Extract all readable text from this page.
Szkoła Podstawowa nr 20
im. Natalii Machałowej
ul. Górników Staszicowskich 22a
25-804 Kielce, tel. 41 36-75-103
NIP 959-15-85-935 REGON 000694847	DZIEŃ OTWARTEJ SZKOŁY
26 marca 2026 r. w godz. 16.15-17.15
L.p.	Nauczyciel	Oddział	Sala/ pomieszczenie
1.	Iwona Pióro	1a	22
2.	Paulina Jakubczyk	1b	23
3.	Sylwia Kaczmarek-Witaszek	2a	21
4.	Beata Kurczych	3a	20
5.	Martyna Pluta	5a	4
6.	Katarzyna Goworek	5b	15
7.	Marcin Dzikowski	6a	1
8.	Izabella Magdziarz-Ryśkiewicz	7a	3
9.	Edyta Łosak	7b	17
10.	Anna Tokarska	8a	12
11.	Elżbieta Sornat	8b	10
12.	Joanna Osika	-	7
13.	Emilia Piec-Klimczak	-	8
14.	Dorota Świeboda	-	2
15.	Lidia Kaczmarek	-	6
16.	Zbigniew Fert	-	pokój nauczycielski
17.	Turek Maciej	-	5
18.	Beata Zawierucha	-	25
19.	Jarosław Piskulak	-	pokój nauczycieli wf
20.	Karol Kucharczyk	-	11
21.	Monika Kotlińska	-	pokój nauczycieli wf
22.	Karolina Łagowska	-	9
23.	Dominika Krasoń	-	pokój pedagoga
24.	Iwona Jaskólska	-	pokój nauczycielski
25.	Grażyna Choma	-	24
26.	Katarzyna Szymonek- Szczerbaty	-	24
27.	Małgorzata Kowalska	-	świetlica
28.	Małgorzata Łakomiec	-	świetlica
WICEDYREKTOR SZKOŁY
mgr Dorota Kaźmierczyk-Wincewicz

• **Written exercise**
Check each line of the entries for the string "Kaczmarek". Copy the lines that have it.

• **Task answer**
3.	Sylwia Kaczmarek-Witaszek	2a	21
15.	Lidia Kaczmarek	-	6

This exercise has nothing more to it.